- **Exercise details**
Select from the data all lines with the word "this".

## Start Provided information

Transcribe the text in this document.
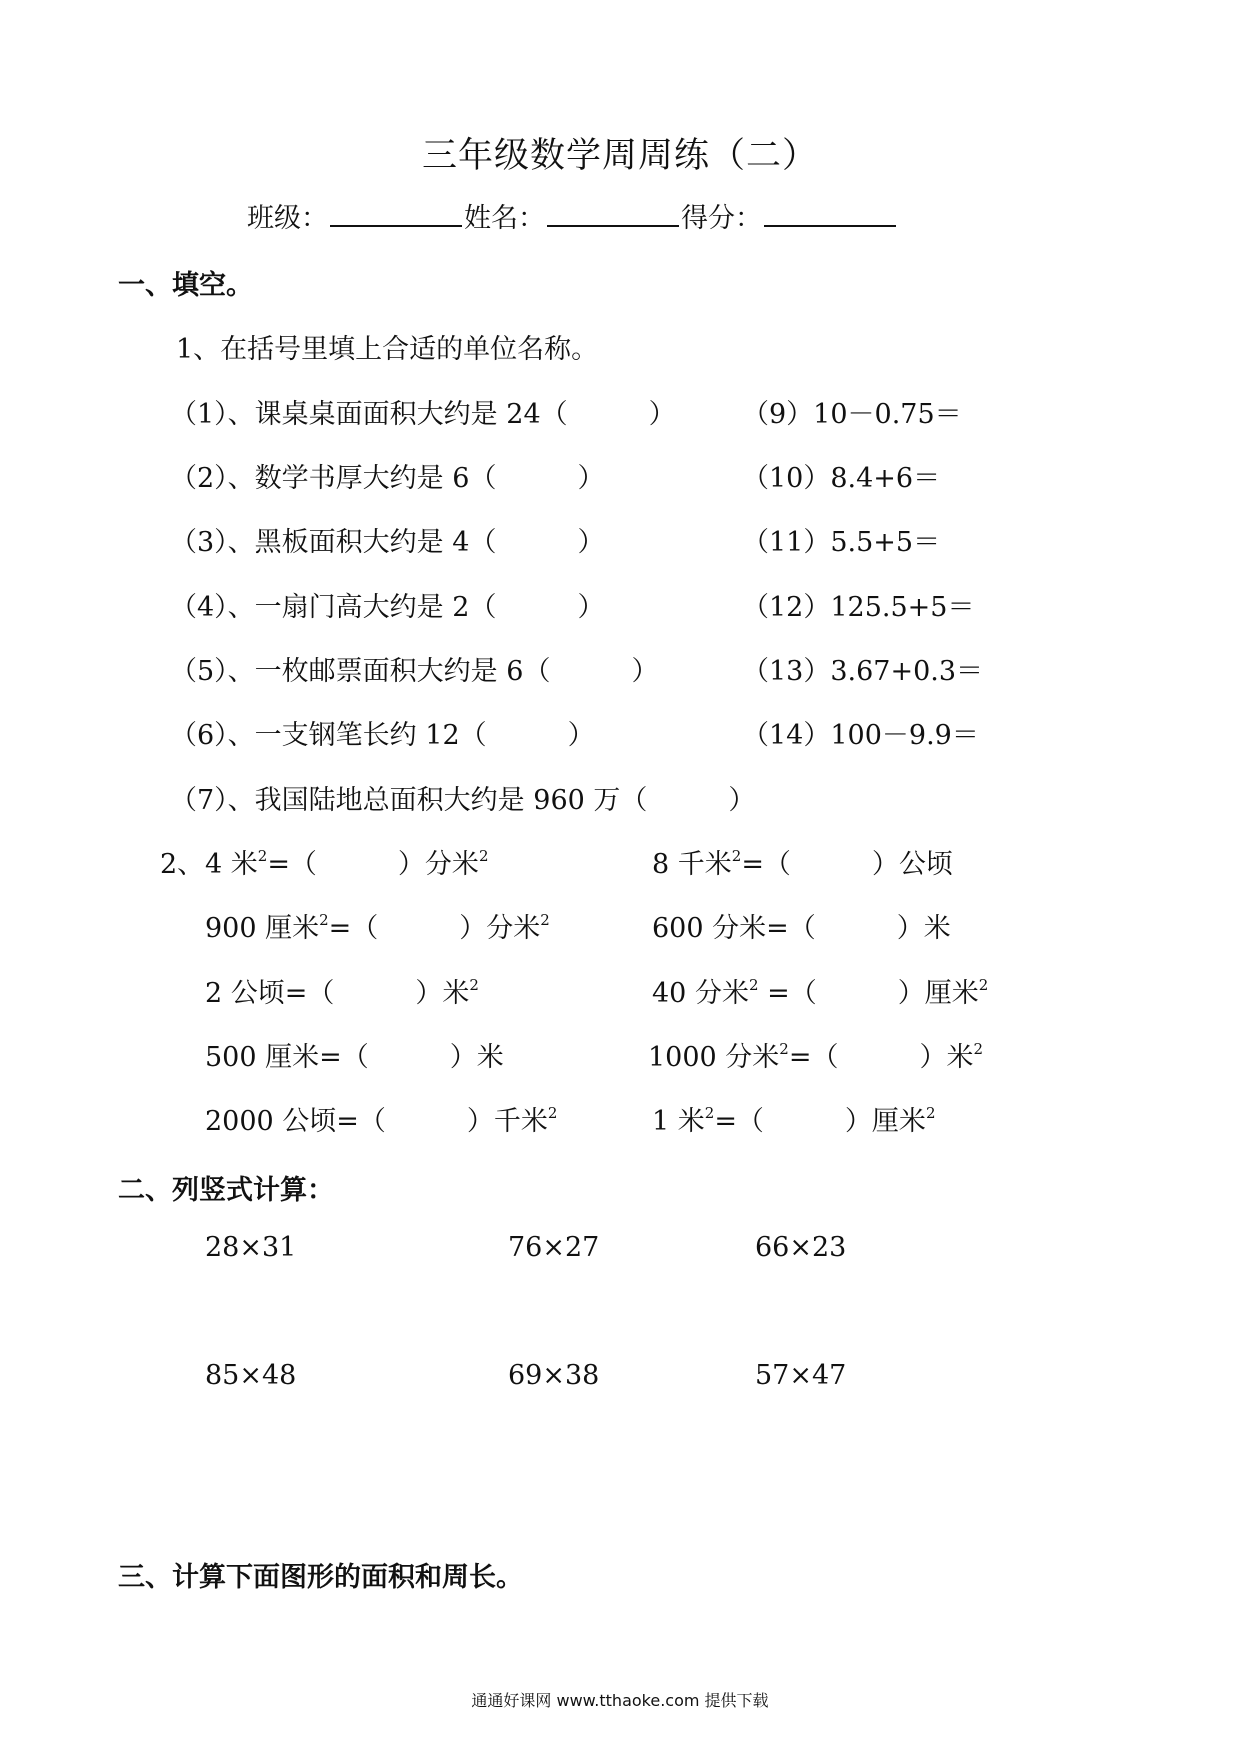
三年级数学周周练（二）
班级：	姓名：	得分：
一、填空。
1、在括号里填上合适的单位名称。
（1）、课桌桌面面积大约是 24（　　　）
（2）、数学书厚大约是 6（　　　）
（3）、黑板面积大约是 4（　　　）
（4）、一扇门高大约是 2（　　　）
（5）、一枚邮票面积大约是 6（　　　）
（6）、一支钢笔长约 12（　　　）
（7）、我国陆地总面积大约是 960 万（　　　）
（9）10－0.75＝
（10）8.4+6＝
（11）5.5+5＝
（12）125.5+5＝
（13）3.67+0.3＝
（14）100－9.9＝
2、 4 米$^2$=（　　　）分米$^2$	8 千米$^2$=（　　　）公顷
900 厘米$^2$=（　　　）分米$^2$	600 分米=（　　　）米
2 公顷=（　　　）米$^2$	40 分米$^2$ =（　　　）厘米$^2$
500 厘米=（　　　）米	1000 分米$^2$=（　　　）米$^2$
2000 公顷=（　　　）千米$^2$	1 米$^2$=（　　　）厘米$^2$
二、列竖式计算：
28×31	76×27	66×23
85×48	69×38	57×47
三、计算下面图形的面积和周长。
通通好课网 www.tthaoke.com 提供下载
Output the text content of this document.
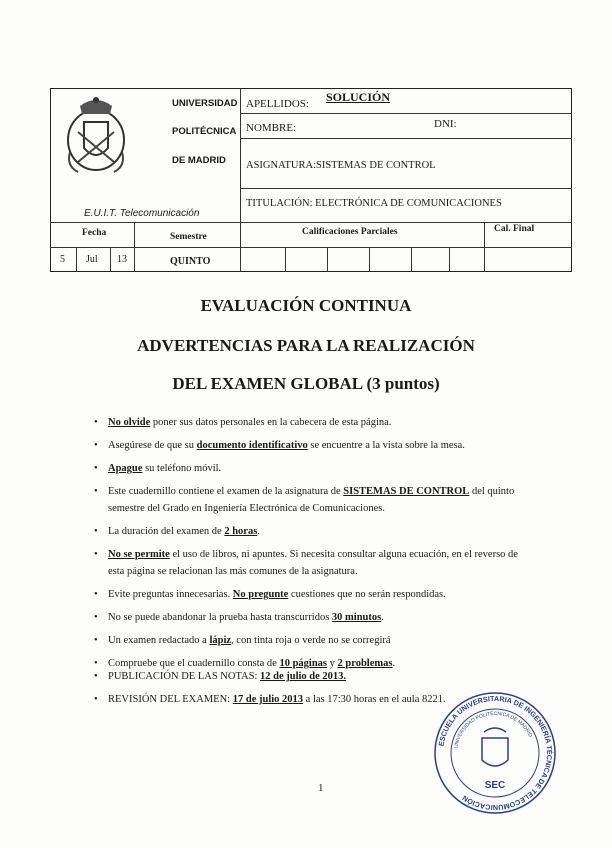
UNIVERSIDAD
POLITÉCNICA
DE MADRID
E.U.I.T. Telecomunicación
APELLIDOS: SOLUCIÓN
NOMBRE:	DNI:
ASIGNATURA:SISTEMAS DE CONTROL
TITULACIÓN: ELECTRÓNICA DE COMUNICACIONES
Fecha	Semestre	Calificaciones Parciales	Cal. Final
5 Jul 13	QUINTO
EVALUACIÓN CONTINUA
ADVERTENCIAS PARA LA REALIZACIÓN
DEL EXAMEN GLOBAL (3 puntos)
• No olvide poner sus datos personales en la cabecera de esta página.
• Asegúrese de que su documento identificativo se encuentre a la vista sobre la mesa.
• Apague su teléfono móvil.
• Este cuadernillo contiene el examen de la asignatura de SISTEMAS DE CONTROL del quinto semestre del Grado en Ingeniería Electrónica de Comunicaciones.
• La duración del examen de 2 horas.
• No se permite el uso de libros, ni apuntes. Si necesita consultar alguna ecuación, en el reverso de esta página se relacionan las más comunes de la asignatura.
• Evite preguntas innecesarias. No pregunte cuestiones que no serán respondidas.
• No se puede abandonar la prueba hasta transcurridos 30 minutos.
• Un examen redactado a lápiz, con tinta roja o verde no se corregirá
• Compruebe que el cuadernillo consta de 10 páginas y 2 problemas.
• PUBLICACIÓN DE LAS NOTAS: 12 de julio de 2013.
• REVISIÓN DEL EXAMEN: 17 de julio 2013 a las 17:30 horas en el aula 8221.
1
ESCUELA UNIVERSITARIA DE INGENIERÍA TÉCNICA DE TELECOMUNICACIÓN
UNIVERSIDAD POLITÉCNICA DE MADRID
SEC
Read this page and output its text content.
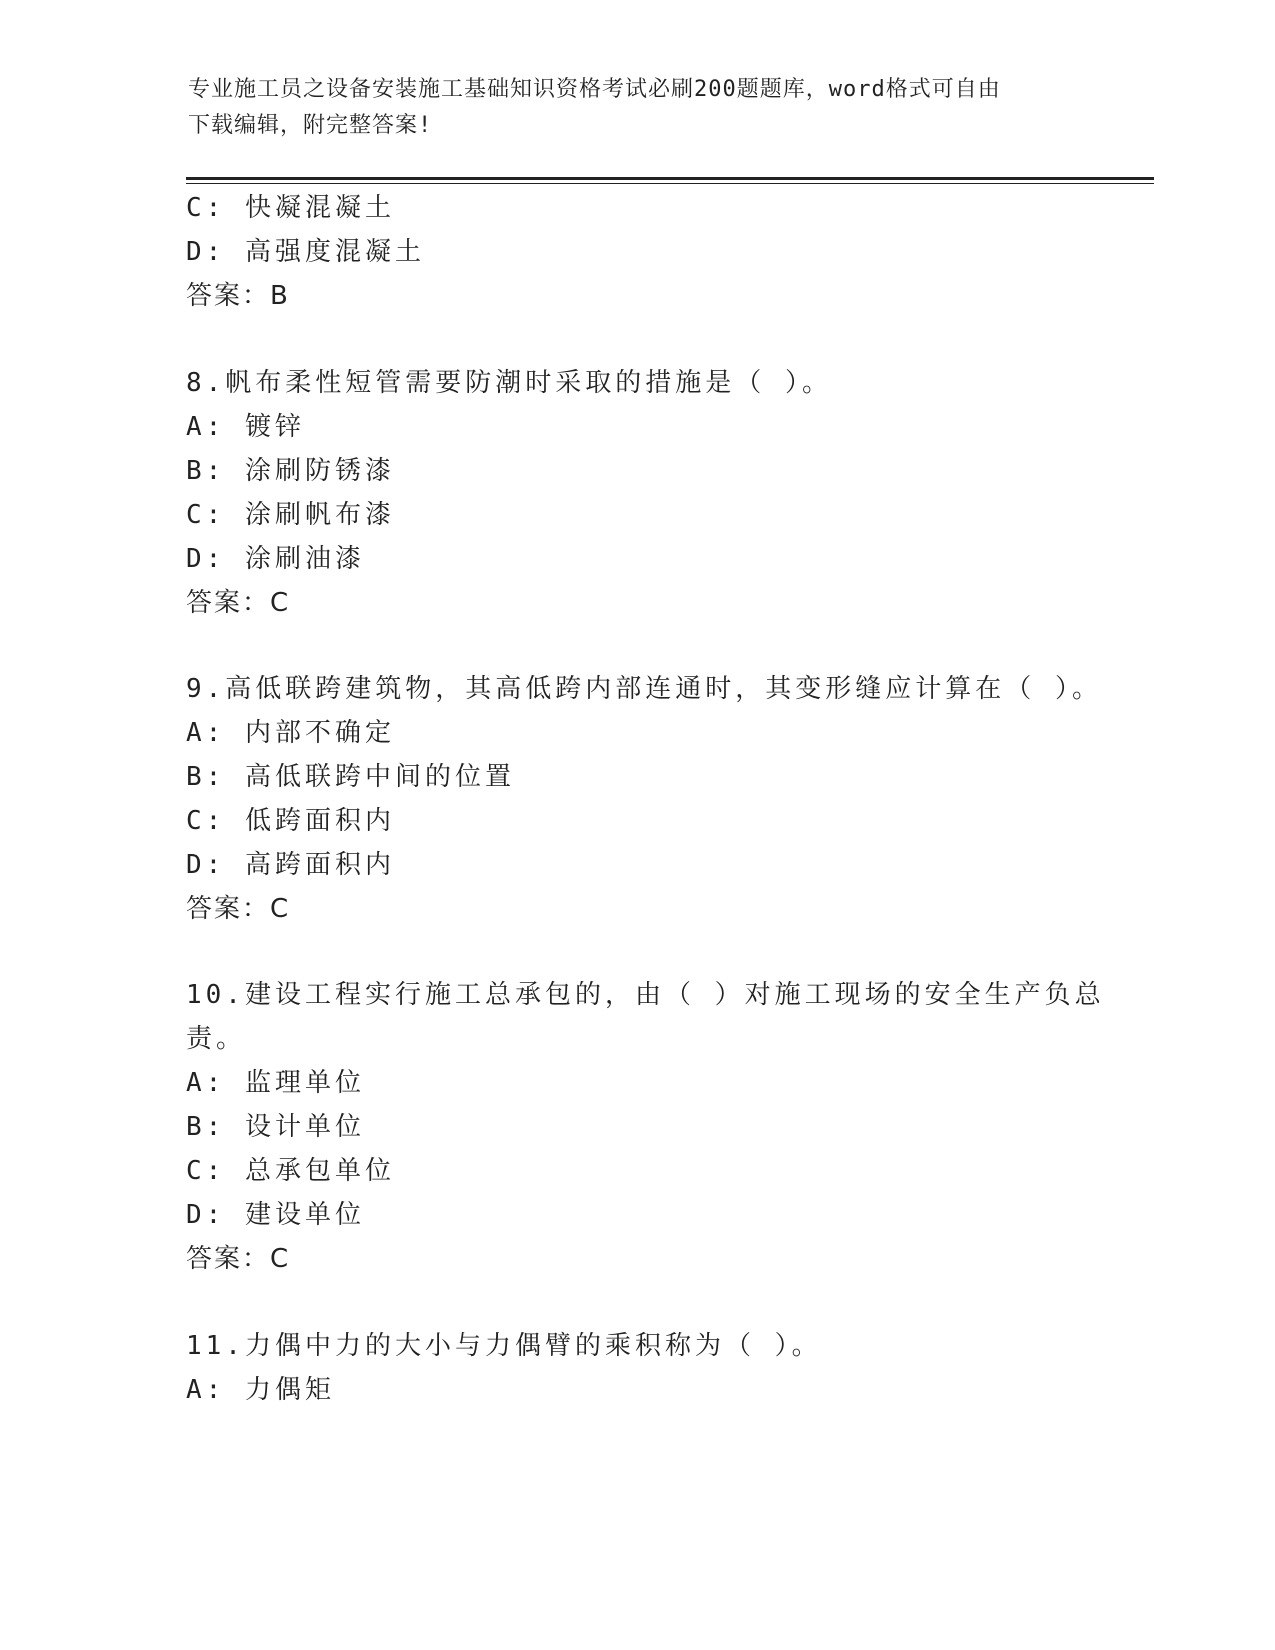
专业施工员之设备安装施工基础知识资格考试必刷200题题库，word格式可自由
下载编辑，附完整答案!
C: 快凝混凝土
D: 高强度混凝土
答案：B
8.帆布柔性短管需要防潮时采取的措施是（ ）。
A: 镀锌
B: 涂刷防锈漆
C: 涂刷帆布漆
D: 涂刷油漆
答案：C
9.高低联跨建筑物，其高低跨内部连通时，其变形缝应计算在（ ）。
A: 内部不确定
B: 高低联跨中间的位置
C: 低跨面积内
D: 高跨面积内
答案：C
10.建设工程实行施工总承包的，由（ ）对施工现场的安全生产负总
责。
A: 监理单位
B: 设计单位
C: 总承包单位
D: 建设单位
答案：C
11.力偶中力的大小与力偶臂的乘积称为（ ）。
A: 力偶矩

## End Provided information

- **The completed task**
Transcribe the text in this document.
Output the text content of this document.
Read this page and output its text content.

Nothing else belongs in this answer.